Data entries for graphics
= = = = =
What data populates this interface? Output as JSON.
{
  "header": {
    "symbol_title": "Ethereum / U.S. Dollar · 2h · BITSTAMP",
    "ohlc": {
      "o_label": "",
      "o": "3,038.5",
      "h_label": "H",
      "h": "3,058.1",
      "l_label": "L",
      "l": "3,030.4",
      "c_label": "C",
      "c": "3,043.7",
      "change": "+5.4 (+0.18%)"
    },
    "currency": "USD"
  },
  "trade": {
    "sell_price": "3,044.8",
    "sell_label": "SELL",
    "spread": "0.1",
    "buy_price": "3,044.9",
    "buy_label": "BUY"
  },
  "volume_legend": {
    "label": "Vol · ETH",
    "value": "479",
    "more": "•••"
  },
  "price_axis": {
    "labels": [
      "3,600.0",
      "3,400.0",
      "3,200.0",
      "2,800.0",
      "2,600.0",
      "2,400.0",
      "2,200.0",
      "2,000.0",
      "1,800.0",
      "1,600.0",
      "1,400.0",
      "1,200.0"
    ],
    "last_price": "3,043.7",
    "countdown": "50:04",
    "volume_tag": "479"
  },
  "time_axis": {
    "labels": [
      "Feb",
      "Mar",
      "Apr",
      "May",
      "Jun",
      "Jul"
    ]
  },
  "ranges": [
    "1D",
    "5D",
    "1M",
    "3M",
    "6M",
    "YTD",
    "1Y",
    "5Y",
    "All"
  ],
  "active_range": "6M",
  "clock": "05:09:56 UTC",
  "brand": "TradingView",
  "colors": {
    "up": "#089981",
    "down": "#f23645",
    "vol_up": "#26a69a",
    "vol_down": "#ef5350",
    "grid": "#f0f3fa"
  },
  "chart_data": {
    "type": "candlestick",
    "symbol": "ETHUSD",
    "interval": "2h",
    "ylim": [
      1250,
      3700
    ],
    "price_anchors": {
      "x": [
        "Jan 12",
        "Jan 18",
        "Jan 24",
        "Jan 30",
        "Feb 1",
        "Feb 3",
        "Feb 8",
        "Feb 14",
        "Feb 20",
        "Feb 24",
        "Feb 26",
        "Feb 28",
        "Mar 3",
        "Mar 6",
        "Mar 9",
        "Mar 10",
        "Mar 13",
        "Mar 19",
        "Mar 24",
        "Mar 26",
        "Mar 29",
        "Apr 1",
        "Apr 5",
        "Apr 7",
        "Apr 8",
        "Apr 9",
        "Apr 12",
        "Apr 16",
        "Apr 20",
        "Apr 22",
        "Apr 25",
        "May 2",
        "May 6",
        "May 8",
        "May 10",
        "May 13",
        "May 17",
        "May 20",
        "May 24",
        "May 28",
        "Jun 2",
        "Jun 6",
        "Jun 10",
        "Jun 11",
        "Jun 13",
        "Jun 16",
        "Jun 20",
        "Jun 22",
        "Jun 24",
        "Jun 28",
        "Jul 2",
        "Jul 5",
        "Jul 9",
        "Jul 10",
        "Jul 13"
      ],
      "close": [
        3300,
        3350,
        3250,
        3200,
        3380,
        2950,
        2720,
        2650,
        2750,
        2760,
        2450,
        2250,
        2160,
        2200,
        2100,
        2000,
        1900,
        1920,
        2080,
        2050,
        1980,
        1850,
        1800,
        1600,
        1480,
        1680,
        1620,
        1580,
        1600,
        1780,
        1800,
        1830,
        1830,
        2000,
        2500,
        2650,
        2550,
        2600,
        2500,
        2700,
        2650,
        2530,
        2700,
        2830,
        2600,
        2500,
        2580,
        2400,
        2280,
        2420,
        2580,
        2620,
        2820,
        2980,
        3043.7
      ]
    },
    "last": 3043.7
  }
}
= = = = =
All of the data must be returned exactly.

• EXERCISE OUTPUT:
What data populates this interface? Output as JSON.
{
  "header": {
    "symbol_title": "Ethereum / U.S. Dollar · 2h · BITSTAMP",
    "ohlc": {
      "o_label": "",
      "o": "3,038.5",
      "h_label": "H",
      "h": "3,058.1",
      "l_label": "L",
      "l": "3,030.4",
      "c_label": "C",
      "c": "3,043.7",
      "change": "+5.4 (+0.18%)"
    },
    "currency": "USD"
  },
  "trade": {
    "sell_price": "3,044.8",
    "sell_label": "SELL",
    "spread": "0.1",
    "buy_price": "3,044.9",
    "buy_label": "BUY"
  },
  "volume_legend": {
    "label": "Vol · ETH",
    "value": "479",
    "more": "•••"
  },
  "price_axis": {
    "labels": [
      "3,600.0",
      "3,400.0",
      "3,200.0",
      "2,800.0",
      "2,600.0",
      "2,400.0",
      "2,200.0",
      "2,000.0",
      "1,800.0",
      "1,600.0",
      "1,400.0",
      "1,200.0"
    ],
    "last_price": "3,043.7",
    "countdown": "50:04",
    "volume_tag": "479"
  },
  "time_axis": {
    "labels": [
      "Feb",
      "Mar",
      "Apr",
      "May",
      "Jun",
      "Jul"
    ]
  },
  "ranges": [
    "1D",
    "5D",
    "1M",
    "3M",
    "6M",
    "YTD",
    "1Y",
    "5Y",
    "All"
  ],
  "active_range": "6M",
  "clock": "05:09:56 UTC",
  "brand": "TradingView",
  "colors": {
    "up": "#089981",
    "down": "#f23645",
    "vol_up": "#26a69a",
    "vol_down": "#ef5350",
    "grid": "#f0f3fa"
  },
  "chart_data": {
    "type": "candlestick",
    "symbol": "ETHUSD",
    "interval": "2h",
    "ylim": [
      1250,
      3700
    ],
    "price_anchors": {
      "x": [
        "Jan 12",
        "Jan 18",
        "Jan 24",
        "Jan 30",
        "Feb 1",
        "Feb 3",
        "Feb 8",
        "Feb 14",
        "Feb 20",
        "Feb 24",
        "Feb 26",
        "Feb 28",
        "Mar 3",
        "Mar 6",
        "Mar 9",
        "Mar 10",
        "Mar 13",
        "Mar 19",
        "Mar 24",
        "Mar 26",
        "Mar 29",
        "Apr 1",
        "Apr 5",
        "Apr 7",
        "Apr 8",
        "Apr 9",
        "Apr 12",
        "Apr 16",
        "Apr 20",
        "Apr 22",
        "Apr 25",
        "May 2",
        "May 6",
        "May 8",
        "May 10",
        "May 13",
        "May 17",
        "May 20",
        "May 24",
        "May 28",
        "Jun 2",
        "Jun 6",
        "Jun 10",
        "Jun 11",
        "Jun 13",
        "Jun 16",
        "Jun 20",
        "Jun 22",
        "Jun 24",
        "Jun 28",
        "Jul 2",
        "Jul 5",
        "Jul 9",
        "Jul 10",
        "Jul 13"
      ],
      "close": [
        3300,
        3350,
        3250,
        3200,
        3380,
        2950,
        2720,
        2650,
        2750,
        2760,
        2450,
        2250,
        2160,
        2200,
        2100,
        2000,
        1900,
        1920,
        2080,
        2050,
        1980,
        1850,
        1800,
        1600,
        1480,
        1680,
        1620,
        1580,
        1600,
        1780,
        1800,
        1830,
        1830,
        2000,
        2500,
        2650,
        2550,
        2600,
        2500,
        2700,
        2650,
        2530,
        2700,
        2830,
        2600,
        2500,
        2580,
        2400,
        2280,
        2420,
        2580,
        2620,
        2820,
        2980,
        3043.7
      ]
    },
    "last": 3043.7
  }
}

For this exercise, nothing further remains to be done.